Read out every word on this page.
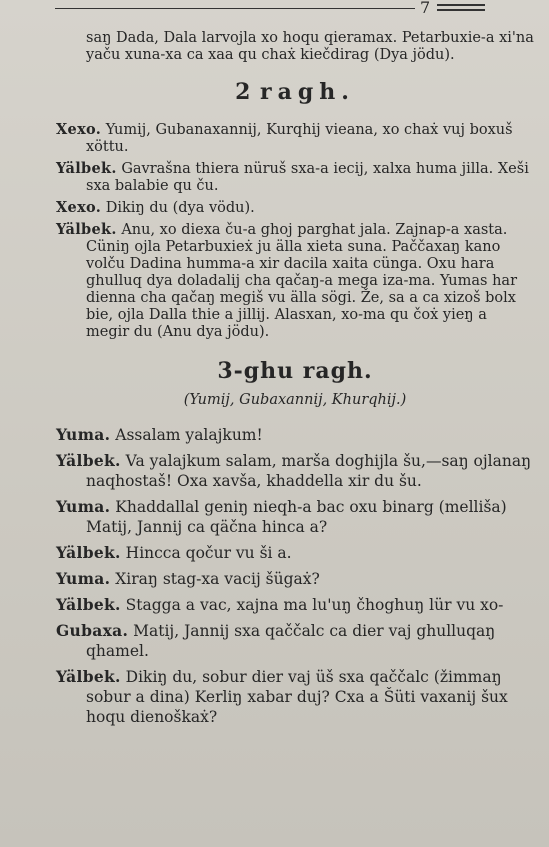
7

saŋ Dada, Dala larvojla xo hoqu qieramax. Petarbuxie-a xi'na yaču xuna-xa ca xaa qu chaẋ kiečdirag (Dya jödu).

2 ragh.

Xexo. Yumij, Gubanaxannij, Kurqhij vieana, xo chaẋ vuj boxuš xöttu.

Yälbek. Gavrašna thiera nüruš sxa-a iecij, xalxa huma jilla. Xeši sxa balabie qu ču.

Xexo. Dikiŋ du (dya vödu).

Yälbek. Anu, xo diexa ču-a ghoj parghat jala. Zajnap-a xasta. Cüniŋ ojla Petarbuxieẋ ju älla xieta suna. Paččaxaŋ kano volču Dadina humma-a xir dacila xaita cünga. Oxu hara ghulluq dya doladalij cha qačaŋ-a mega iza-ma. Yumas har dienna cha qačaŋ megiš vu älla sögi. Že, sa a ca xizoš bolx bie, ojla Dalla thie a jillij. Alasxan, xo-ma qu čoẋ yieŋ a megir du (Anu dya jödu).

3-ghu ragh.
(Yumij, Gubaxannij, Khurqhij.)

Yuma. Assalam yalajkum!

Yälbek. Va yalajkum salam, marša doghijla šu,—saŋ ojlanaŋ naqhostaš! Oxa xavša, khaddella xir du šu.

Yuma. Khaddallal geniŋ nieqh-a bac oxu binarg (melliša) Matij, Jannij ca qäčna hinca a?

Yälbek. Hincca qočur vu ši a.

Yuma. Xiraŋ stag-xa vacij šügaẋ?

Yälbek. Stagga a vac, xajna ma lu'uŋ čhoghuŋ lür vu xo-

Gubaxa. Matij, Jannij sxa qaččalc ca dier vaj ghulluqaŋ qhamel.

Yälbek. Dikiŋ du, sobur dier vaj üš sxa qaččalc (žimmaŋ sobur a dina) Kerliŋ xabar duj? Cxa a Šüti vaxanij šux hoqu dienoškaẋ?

▸ **Instruction**
All lines that include "Matij" are to be gathered and copied.

▸ **Task result**
Yuma. Khaddallal geniŋ nieqh-a bac oxu binarg (melliša) Matij, Jannij ca qäčna hinca a?
Gubaxa. Matij, Jannij sxa qaččalc ca dier vaj ghulluqaŋ qhamel.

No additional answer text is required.